Tally up the lines below that include the word "funciones". Answer with the number alone.
****************************************
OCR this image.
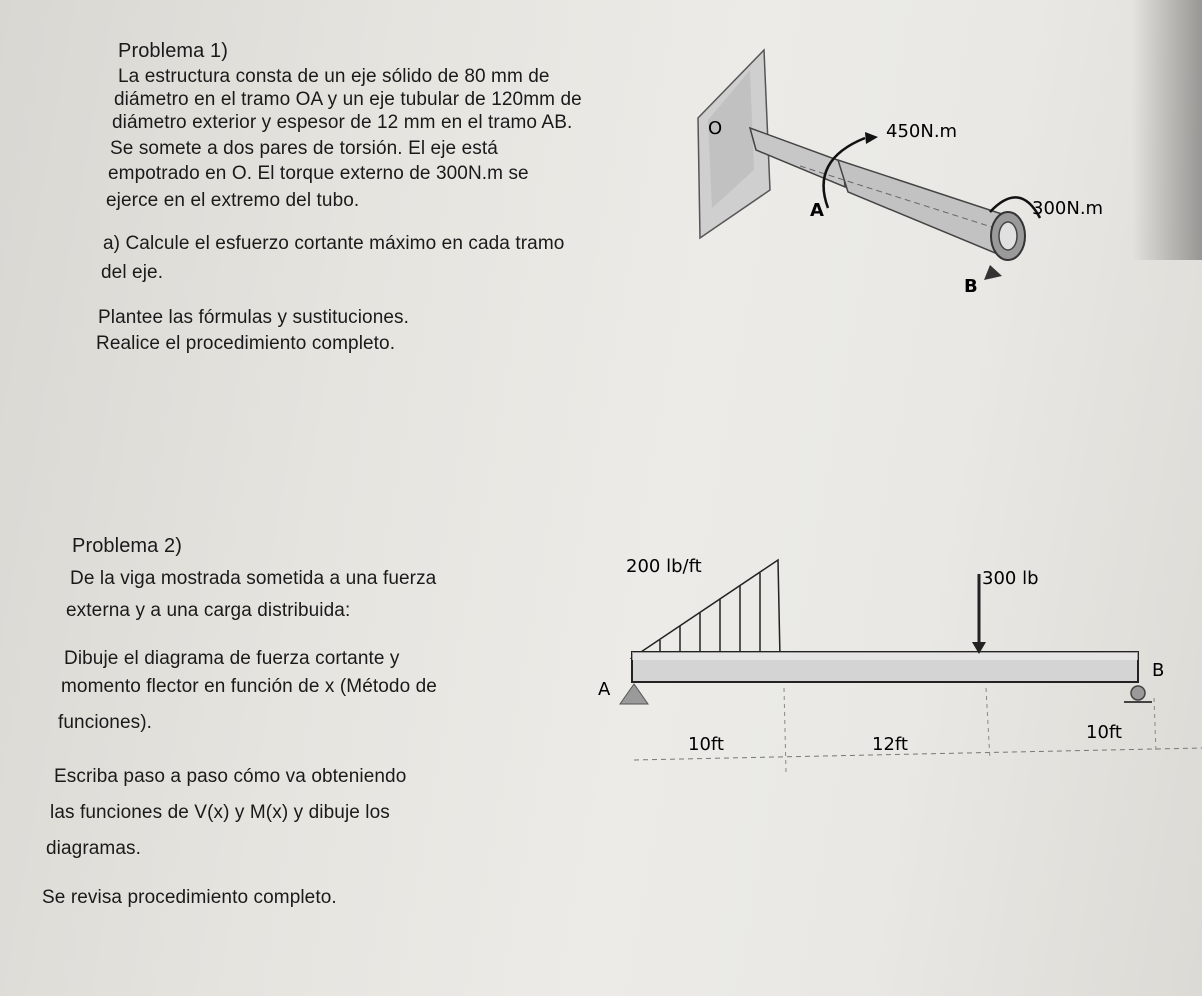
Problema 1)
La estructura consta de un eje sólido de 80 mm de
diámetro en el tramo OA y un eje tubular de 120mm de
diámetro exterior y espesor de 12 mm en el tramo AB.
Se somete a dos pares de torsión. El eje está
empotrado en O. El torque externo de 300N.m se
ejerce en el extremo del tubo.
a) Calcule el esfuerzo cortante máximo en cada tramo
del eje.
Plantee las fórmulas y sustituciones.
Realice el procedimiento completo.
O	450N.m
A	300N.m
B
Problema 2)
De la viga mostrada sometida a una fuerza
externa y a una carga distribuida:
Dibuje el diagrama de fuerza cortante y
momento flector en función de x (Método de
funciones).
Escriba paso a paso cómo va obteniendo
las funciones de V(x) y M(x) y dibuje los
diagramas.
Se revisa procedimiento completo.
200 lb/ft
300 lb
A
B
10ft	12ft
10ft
****************************************
■ SOLUTION:
2